What the exercise asks:
Transcribe every line exactly and omit anything that is a picture.

Figure data in JSON
## Start

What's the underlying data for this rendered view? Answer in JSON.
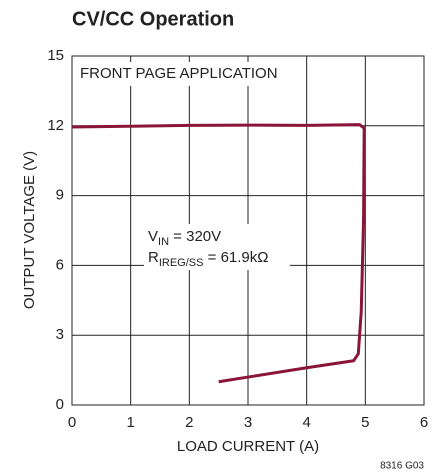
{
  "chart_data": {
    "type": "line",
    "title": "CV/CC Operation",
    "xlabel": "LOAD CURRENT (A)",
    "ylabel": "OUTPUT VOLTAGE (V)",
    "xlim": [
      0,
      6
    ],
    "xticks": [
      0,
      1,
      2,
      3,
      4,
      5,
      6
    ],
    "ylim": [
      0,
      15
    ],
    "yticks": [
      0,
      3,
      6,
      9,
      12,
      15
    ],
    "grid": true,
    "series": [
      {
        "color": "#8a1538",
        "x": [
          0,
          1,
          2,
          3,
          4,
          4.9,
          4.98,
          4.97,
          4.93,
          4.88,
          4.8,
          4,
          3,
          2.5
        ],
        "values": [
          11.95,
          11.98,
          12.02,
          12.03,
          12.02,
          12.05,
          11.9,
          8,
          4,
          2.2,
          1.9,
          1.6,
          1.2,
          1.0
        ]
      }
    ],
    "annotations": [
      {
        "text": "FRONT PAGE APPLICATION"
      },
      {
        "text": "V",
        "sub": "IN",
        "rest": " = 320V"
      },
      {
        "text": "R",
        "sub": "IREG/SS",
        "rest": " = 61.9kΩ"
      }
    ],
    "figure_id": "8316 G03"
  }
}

## End

Written solution:
What's the underlying data for this rendered view? Answer in JSON.
{
  "chart_data": {
    "type": "line",
    "title": "CV/CC Operation",
    "xlabel": "LOAD CURRENT (A)",
    "ylabel": "OUTPUT VOLTAGE (V)",
    "xlim": [
      0,
      6
    ],
    "xticks": [
      0,
      1,
      2,
      3,
      4,
      5,
      6
    ],
    "ylim": [
      0,
      15
    ],
    "yticks": [
      0,
      3,
      6,
      9,
      12,
      15
    ],
    "grid": true,
    "series": [
      {
        "color": "#8a1538",
        "x": [
          0,
          1,
          2,
          3,
          4,
          4.9,
          4.98,
          4.97,
          4.93,
          4.88,
          4.8,
          4,
          3,
          2.5
        ],
        "values": [
          11.95,
          11.98,
          12.02,
          12.03,
          12.02,
          12.05,
          11.9,
          8,
          4,
          2.2,
          1.9,
          1.6,
          1.2,
          1.0
        ]
      }
    ],
    "annotations": [
      {
        "text": "FRONT PAGE APPLICATION"
      },
      {
        "text": "V",
        "sub": "IN",
        "rest": " = 320V"
      },
      {
        "text": "R",
        "sub": "IREG/SS",
        "rest": " = 61.9kΩ"
      }
    ],
    "figure_id": "8316 G03"
  }
}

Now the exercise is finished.